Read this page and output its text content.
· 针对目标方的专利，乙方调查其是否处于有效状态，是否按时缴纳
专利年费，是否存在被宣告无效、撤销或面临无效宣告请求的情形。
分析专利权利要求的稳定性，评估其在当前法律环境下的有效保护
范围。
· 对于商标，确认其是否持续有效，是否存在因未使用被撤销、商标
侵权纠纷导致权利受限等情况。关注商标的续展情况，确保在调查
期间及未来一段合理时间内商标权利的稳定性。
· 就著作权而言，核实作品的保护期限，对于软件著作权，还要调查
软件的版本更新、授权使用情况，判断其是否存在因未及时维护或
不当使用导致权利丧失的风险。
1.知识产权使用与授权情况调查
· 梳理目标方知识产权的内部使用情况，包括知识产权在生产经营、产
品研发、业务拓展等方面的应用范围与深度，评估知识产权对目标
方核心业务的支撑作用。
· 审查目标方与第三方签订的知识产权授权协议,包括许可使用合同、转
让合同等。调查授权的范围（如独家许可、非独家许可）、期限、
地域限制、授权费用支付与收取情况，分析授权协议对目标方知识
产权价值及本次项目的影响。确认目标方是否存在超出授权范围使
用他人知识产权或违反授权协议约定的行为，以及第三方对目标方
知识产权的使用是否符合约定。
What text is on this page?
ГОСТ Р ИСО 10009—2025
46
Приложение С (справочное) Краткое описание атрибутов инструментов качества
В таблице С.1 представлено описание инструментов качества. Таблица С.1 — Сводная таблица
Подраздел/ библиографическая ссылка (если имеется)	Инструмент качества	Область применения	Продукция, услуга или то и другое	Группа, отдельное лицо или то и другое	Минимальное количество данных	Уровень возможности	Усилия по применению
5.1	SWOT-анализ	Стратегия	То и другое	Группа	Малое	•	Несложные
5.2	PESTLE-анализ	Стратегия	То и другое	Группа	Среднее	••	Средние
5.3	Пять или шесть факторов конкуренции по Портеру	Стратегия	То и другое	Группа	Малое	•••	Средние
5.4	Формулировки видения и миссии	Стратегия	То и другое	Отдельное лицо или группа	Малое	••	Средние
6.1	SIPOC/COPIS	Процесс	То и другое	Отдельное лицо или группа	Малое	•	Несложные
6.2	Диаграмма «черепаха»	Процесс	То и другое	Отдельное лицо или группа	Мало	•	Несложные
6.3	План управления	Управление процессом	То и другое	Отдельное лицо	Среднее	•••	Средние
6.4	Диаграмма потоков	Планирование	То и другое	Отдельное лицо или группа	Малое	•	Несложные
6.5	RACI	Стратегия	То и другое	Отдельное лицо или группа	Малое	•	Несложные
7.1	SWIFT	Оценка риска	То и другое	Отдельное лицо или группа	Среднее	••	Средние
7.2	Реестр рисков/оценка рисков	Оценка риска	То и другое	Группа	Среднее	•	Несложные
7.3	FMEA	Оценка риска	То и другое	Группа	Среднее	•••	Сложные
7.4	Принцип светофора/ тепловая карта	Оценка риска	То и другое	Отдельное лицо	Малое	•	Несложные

▬▬▬▬▬▬▬▬▬▬

INSTRUCTION — Pick out each line containing the string "Оценка" and copy it.

SOLUTION TO THE EXERCISE —
7.1	SWIFT	Оценка риска	То и другое	Отдельное лицо или группа	Среднее	••	Средние
7.2	Реестр рисков/оценка рисков	Оценка риска	То и другое	Группа	Среднее	•	Несложные
7.3	FMEA	Оценка риска	То и другое	Группа	Среднее	•••	Сложные
7.4	Принцип светофора/ тепловая карта	Оценка риска	То и другое	Отдельное лицо	Малое	•	Несложные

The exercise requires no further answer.